GIVEN RECORDS:
>> start
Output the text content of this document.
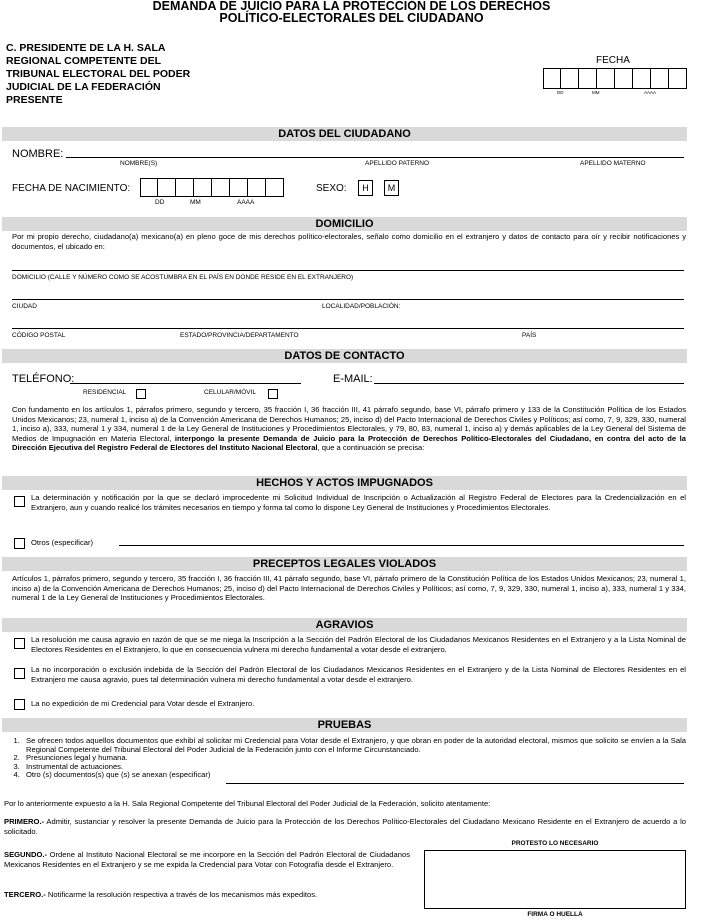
DEMANDA DE JUICIO PARA LA PROTECCIÓN DE LOS DERECHOS
POLÍTICO-ELECTORALES DEL CIUDADANO
C. PRESIDENTE DE LA H. SALA
REGIONAL COMPETENTE DEL
TRIBUNAL ELECTORAL DEL PODER
JUDICIAL DE LA FEDERACIÓN
PRESENTE
FECHA
DD	MM	AAAA
DATOS DEL CIUDADANO
NOMBRE:
NOMBRE(S)	APELLIDO PATERNO	APELLIDO MATERNO
FECHA DE NACIMIENTO:
DD	MM	AAAA
SEXO:	H	M
DOMICILIO
Por mi propio derecho, ciudadano(a) mexicano(a) en pleno goce de mis derechos político-electorales, señalo como domicilio en el extranjero y datos de contacto para oír y recibir notificaciones y documentos, el ubicado en:
DOMICILIO (CALLE Y NÚMERO COMO SE ACOSTUMBRA EN EL PAÍS EN DONDE RESIDE EN EL EXTRANJERO)
CIUDAD	LOCALIDAD/POBLACIÓN:
CÓDIGO POSTAL	ESTADO/PROVINCIA/DEPARTAMENTO	PAÍS
DATOS DE CONTACTO
TELÉFONO:	E-MAIL:
RESIDENCIAL	CELULAR/MÓVIL
Con fundamento en los artículos 1, párrafos primero, segundo y tercero, 35 fracción I, 36 fracción III, 41 párrafo segundo, base VI, párrafo primero y 133 de la Constitución Política de los Estados Unidos Mexicanos; 23, numeral 1, inciso a) de la Convención Americana de Derechos Humanos; 25, inciso d) del Pacto Internacional de Derechos Civiles y Políticos; así como, 7, 9, 329, 330, numeral 1, inciso a), 333, numeral 1 y 334, numeral 1 de la Ley General de Instituciones y Procedimientos Electorales, y 79, 80, 83, numeral 1, inciso a) y demás aplicables de la Ley General del Sistema de Medios de Impugnación en Materia Electoral, interpongo la presente Demanda de Juicio para la Protección de Derechos Político-Electorales del Ciudadano, en contra del acto de la Dirección Ejecutiva del Registro Federal de Electores del Instituto Nacional Electoral, que a continuación se precisa:
HECHOS Y ACTOS IMPUGNADOS
La determinación y notificación por la que se declaró improcedente mi Solicitud Individual de Inscripción o Actualización al Registro Federal de Electores para la Credencialización en el Extranjero, aun y cuando realicé los trámites necesarios en tiempo y forma tal como lo dispone Ley General de Instituciones y Procedimientos Electorales.
Otros (especificar)
PRECEPTOS LEGALES VIOLADOS
Artículos 1, párrafos primero, segundo y tercero, 35 fracción I, 36 fracción III, 41 párrafo segundo, base VI, párrafo primero de la Constitución Política de los Estados Unidos Mexicanos; 23, numeral 1, inciso a) de la Convención Americana de Derechos Humanos; 25, inciso d) del Pacto Internacional de Derechos Civiles y Políticos; así como, 7, 9, 329, 330, numeral 1, inciso a), 333, numeral 1 y 334, numeral 1 de la Ley General de Instituciones y Procedimientos Electorales.
AGRAVIOS
La resolución me causa agravio en razón de que se me niega la Inscripción a la Sección del Padrón Electoral de los Ciudadanos Mexicanos Residentes en el Extranjero y a la Lista Nominal de Electores Residentes en el Extranjero, lo que en consecuencia vulnera mi derecho fundamental a votar desde el extranjero.
La no incorporación o exclusión indebida de la Sección del Padrón Electoral de los Ciudadanos Mexicanos Residentes en el Extranjero y de la Lista Nominal de Electores Residentes en el Extranjero me causa agravio, pues tal determinación vulnera mi derecho fundamental a votar desde el extranjero.
La no expedición de mi Credencial para Votar desde el Extranjero.
PRUEBAS
1. Se ofrecen todos aquellos documentos que exhibí al solicitar mi Credencial para Votar desde el Extranjero, y que obran en poder de la autoridad electoral, mismos que solicito se envíen a la Sala Regional Competente del Tribunal Electoral del Poder Judicial de la Federación junto con el Informe Circunstanciado.
2. Presunciones legal y humana.
3. Instrumental de actuaciones.
4. Otro (s) documentos(s) que (s) se anexan (especificar)
Por lo anteriormente expuesto a la H. Sala Regional Competente del Tribunal Electoral del Poder Judicial de la Federación, solicito atentamente:
PRIMERO.- Admitir, sustanciar y resolver la presente Demanda de Juicio para la Protección de los Derechos Político-Electorales del Ciudadano Mexicano Residente en el Extranjero de acuerdo a lo solicitado.
SEGUNDO.- Ordene al Instituto Nacional Electoral se me incorpore en la Sección del Padrón Electoral de Ciudadanos Mexicanos Residentes en el Extranjero y se me expida la Credencial para Votar con Fotografía desde el Extranjero.
TERCERO.- Notificarme la resolución respectiva a través de los mecanismos más expeditos.
PROTESTO LO NECESARIO
FIRMA O HUELLA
>> end
Where does the word "NOMBRE" appear? Return each line that holds it.

NOMBRE:
NOMBRE(S)	APELLIDO PATERNO	APELLIDO MATERNO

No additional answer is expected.